Print the listing as it stands, omitting all images.

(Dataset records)
_____

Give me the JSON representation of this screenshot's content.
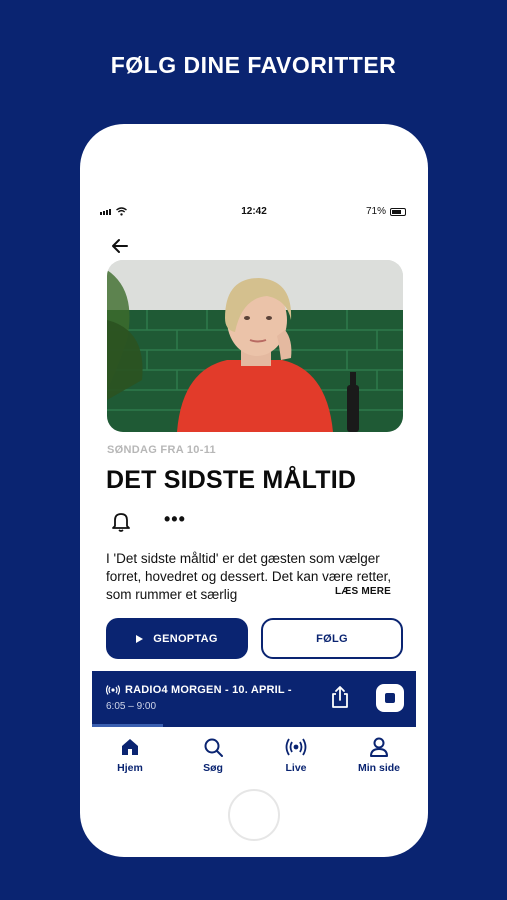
{
  "headline": "FØLG DINE FAVORITTER",
  "status_bar": {
    "time": "12:42",
    "battery": "71%",
    "battery_level": 0.71
  },
  "program": {
    "schedule": "SØNDAG FRA 10-11",
    "title": "DET SIDSTE MÅLTID",
    "description": "I 'Det sidste måltid' er det gæsten som vælger forret, hovedret og dessert. Det kan være retter, som rummer et særlig",
    "read_more": "LÆS MERE",
    "resume_label": "GENOPTAG",
    "follow_label": "FØLG"
  },
  "player": {
    "show": "RADIO4 MORGEN - 10. APRIL -",
    "hours": "6:05 – 9:00",
    "progress": 0.22
  },
  "tabs": [
    {
      "label": "Hjem",
      "icon": "home-icon"
    },
    {
      "label": "Søg",
      "icon": "search-icon"
    },
    {
      "label": "Live",
      "icon": "broadcast-icon"
    },
    {
      "label": "Min side",
      "icon": "person-icon"
    }
  ],
  "colors": {
    "brand": "#0a2471",
    "background": "#0a2471",
    "hero_shirt": "#e23b2a",
    "hero_tiles": "#1f5a35"
  }
}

_____

◆ **Result of the task**
Give me the JSON representation of this screenshot's content.
{
  "headline": "FØLG DINE FAVORITTER",
  "status_bar": {
    "time": "12:42",
    "battery": "71%",
    "battery_level": 0.71
  },
  "program": {
    "schedule": "SØNDAG FRA 10-11",
    "title": "DET SIDSTE MÅLTID",
    "description": "I 'Det sidste måltid' er det gæsten som vælger forret, hovedret og dessert. Det kan være retter, som rummer et særlig",
    "read_more": "LÆS MERE",
    "resume_label": "GENOPTAG",
    "follow_label": "FØLG"
  },
  "player": {
    "show": "RADIO4 MORGEN - 10. APRIL -",
    "hours": "6:05 – 9:00",
    "progress": 0.22
  },
  "tabs": [
    {
      "label": "Hjem",
      "icon": "home-icon"
    },
    {
      "label": "Søg",
      "icon": "search-icon"
    },
    {
      "label": "Live",
      "icon": "broadcast-icon"
    },
    {
      "label": "Min side",
      "icon": "person-icon"
    }
  ],
  "colors": {
    "brand": "#0a2471",
    "background": "#0a2471",
    "hero_shirt": "#e23b2a",
    "hero_tiles": "#1f5a35"
  }
}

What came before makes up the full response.